(Data records)
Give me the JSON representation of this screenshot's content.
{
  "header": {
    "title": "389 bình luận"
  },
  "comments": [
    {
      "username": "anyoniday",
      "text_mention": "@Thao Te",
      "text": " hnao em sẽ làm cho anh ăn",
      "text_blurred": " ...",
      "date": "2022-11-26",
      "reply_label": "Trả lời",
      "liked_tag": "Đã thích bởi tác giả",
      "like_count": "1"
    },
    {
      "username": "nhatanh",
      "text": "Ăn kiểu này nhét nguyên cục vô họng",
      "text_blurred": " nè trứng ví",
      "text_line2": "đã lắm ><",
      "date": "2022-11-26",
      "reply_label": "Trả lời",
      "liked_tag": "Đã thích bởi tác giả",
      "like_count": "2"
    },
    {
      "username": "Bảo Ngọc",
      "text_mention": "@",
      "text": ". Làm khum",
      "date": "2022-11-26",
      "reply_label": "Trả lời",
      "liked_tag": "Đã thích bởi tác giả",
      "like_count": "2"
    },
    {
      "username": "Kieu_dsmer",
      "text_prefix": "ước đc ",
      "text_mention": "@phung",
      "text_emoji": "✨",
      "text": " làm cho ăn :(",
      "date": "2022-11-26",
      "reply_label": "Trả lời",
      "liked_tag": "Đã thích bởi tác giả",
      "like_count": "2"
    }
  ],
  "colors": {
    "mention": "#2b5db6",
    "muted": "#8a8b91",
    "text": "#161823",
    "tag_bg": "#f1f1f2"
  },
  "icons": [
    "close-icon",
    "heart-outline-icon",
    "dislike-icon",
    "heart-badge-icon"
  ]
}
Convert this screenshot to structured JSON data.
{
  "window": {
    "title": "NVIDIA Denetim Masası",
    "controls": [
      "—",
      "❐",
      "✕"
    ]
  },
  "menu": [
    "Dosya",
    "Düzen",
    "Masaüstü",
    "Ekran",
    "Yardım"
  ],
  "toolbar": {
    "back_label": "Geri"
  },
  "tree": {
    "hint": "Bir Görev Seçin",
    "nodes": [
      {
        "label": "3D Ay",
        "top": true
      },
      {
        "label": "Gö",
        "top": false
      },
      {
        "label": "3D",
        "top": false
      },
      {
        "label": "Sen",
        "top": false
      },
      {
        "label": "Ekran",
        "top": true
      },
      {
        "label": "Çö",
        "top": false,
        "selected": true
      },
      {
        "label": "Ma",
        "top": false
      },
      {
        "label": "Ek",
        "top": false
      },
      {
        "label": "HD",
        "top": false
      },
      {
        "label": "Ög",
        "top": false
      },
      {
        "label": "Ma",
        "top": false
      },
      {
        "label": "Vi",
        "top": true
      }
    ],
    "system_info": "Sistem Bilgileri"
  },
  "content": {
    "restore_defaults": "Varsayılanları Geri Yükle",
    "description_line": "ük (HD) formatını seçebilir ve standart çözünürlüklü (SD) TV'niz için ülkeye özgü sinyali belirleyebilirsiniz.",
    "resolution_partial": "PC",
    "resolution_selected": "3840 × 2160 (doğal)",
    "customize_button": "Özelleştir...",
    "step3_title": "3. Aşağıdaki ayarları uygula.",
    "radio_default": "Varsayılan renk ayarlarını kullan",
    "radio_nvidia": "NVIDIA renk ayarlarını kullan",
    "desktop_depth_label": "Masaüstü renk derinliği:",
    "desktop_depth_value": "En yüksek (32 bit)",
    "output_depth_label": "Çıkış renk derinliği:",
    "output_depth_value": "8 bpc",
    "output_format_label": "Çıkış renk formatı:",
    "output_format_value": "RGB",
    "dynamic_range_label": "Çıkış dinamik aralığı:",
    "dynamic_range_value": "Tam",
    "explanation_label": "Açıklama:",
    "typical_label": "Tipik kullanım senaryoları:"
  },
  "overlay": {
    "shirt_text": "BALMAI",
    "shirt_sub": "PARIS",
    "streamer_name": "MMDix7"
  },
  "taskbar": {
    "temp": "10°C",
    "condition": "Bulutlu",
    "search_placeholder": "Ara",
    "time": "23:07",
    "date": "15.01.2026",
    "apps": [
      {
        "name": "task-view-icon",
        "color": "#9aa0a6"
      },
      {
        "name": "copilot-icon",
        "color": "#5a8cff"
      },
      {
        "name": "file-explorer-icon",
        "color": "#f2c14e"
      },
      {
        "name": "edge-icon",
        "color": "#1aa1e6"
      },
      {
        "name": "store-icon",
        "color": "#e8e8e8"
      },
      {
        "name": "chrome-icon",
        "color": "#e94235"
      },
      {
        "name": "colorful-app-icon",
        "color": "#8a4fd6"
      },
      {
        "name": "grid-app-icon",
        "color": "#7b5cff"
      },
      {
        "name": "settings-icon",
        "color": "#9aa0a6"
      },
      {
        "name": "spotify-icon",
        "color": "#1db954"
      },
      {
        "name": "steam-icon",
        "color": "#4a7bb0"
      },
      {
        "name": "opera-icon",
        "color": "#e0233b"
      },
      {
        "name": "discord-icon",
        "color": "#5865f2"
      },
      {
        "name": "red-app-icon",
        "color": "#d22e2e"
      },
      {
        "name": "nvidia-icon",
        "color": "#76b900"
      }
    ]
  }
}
---
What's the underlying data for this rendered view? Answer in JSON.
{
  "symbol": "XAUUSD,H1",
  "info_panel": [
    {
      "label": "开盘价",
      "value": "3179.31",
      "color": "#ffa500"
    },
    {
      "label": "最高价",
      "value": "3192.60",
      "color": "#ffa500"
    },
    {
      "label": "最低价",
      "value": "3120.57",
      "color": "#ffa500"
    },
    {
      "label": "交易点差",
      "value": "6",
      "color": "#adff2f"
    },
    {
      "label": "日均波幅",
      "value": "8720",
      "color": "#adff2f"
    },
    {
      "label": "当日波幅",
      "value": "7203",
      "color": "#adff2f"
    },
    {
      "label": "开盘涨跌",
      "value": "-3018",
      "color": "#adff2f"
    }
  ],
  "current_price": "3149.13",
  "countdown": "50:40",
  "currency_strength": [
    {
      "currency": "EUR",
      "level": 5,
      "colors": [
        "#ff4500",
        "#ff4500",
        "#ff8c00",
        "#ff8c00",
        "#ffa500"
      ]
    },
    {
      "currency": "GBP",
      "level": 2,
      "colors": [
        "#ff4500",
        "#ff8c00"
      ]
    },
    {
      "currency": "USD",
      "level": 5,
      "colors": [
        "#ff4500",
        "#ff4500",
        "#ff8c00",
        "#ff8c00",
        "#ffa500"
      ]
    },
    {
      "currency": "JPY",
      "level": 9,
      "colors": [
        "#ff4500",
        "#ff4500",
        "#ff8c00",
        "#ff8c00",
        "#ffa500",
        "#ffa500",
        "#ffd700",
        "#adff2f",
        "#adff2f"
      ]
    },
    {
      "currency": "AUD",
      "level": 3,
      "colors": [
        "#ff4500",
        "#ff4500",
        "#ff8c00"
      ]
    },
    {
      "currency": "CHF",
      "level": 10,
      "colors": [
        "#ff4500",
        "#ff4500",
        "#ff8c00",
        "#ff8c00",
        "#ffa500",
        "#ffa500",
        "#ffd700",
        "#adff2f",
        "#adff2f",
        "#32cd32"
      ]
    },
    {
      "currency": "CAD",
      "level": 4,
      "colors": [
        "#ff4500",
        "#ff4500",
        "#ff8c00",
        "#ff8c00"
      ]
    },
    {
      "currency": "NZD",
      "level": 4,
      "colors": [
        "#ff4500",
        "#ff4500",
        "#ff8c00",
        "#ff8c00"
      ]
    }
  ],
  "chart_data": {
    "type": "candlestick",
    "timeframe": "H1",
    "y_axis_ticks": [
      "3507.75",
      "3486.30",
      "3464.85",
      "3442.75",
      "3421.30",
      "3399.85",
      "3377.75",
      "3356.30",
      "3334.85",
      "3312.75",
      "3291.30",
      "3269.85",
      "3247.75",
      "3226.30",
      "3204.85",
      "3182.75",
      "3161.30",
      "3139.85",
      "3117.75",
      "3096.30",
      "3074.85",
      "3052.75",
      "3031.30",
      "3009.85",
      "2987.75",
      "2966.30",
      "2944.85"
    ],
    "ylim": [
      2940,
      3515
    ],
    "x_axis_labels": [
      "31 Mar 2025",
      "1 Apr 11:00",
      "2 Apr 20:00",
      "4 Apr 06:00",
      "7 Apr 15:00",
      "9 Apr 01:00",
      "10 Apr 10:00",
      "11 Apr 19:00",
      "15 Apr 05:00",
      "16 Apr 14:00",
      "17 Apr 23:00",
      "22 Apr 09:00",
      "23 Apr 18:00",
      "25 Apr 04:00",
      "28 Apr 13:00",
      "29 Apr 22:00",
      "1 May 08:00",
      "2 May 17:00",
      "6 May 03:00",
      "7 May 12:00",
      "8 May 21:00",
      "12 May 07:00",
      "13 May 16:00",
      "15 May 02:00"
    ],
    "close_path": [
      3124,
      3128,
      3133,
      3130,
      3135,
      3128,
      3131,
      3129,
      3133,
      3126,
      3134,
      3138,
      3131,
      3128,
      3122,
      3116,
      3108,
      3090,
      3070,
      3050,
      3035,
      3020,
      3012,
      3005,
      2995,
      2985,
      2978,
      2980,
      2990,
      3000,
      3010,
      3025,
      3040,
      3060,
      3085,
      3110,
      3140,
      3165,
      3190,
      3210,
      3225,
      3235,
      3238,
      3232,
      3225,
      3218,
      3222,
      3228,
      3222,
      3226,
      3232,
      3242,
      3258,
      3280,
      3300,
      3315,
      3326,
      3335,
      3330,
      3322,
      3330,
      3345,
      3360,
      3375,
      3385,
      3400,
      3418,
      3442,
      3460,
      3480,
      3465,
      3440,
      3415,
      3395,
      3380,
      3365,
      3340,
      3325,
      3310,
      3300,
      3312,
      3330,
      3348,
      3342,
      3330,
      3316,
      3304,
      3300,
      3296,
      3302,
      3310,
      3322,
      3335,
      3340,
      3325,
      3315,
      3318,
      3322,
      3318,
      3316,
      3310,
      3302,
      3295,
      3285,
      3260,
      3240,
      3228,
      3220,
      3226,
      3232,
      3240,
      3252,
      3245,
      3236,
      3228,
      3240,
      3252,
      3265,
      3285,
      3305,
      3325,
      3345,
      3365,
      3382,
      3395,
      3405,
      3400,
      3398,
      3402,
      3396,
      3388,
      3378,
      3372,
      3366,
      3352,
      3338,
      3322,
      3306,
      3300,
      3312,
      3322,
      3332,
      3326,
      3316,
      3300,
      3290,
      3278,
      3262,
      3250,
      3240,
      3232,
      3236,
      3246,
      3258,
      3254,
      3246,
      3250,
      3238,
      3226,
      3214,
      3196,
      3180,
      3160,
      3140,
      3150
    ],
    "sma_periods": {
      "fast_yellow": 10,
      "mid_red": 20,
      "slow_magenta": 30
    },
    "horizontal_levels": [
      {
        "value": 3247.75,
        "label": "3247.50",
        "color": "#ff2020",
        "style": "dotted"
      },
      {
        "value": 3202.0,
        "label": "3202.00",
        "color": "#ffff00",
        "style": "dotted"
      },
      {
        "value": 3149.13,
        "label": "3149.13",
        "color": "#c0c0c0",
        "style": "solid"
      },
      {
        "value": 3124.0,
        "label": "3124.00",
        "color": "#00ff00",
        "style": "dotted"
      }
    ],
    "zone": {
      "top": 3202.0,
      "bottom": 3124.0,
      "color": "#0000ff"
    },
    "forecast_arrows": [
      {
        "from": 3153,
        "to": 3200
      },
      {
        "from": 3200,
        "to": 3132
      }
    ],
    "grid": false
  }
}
==
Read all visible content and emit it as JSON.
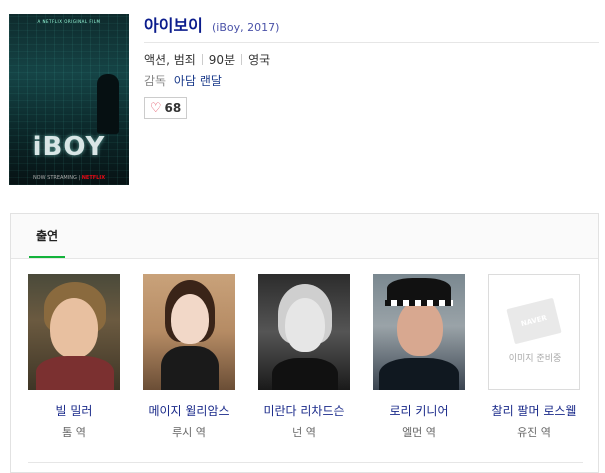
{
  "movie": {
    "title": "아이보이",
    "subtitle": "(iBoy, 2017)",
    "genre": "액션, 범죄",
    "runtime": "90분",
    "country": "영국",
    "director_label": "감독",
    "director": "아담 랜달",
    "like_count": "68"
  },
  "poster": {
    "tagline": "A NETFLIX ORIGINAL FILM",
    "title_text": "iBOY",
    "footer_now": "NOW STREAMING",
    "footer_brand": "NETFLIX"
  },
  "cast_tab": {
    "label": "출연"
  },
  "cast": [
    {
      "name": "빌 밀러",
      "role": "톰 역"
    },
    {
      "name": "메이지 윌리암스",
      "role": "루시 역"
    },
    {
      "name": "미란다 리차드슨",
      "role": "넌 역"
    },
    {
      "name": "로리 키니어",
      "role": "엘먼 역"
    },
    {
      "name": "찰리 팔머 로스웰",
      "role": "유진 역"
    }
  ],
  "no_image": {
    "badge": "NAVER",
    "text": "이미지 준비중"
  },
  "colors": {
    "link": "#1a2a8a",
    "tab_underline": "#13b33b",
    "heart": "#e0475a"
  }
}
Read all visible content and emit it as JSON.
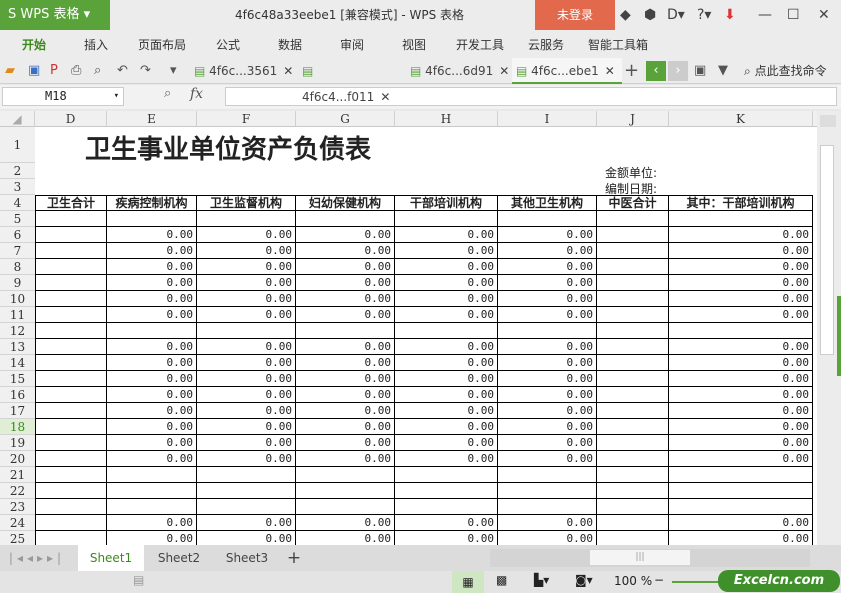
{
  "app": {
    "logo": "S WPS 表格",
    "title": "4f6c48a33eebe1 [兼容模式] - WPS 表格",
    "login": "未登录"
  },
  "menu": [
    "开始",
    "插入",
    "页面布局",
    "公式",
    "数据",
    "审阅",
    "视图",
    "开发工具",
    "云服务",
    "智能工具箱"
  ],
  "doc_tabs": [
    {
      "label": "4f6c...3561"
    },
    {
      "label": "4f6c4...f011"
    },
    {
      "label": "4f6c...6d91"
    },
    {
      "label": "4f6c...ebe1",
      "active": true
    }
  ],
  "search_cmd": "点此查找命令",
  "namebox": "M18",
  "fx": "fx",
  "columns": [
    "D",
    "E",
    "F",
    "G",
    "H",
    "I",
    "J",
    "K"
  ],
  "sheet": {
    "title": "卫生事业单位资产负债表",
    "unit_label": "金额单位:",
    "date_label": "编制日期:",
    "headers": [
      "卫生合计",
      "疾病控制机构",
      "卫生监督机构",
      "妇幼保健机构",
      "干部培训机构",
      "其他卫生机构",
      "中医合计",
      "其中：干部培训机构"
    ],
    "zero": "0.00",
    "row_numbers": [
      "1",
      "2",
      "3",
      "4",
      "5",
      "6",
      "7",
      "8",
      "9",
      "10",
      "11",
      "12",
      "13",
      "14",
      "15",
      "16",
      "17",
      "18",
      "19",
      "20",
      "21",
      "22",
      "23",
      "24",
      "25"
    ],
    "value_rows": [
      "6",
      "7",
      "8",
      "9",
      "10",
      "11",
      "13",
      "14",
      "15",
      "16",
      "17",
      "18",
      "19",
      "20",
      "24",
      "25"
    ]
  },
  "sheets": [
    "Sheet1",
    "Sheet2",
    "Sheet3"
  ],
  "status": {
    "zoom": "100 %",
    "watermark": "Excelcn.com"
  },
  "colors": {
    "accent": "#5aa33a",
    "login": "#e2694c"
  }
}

- _Task goal_: In the entries above, identify every line with the word "role". Copy those lines.

- _Answer to the problem_:
      "role": "톰 역"
      "role": "루시 역"
      "role": "넌 역"
      "role": "엘먼 역"
      "role": "유진 역"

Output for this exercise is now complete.